» **Aim**:
The answer is one number: how many lines hold the string "screenshot".
* Start Data provided *
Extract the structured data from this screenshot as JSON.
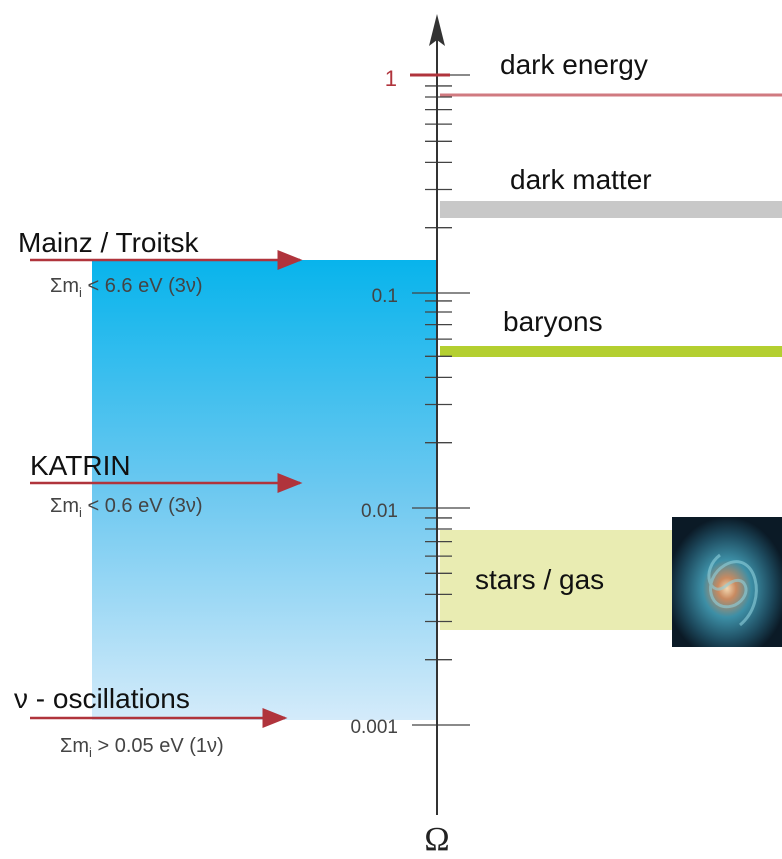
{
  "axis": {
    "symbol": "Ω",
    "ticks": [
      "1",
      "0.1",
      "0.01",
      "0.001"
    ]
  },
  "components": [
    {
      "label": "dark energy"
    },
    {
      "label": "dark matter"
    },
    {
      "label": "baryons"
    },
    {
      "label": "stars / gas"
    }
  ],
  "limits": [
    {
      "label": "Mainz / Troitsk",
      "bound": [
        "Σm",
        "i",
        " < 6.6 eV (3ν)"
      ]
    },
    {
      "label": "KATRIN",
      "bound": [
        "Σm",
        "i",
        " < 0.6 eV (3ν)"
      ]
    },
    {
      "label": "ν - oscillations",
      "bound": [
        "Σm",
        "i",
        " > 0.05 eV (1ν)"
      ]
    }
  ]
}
* End Data provided *
* Start Data provided *
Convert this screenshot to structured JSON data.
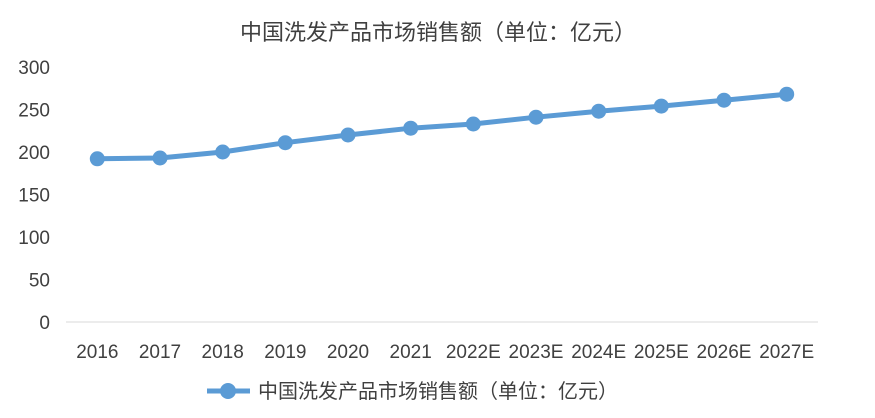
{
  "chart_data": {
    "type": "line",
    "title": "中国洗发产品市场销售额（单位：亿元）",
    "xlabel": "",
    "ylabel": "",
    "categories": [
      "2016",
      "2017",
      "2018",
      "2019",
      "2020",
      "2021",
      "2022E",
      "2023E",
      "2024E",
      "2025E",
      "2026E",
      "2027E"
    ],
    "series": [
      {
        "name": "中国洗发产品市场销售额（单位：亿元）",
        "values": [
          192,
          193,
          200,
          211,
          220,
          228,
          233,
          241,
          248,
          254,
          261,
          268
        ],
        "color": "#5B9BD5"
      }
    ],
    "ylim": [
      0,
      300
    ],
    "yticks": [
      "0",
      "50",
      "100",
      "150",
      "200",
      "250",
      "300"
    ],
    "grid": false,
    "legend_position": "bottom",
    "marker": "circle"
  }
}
* End Data provided *
» **Response to the exercise**:
2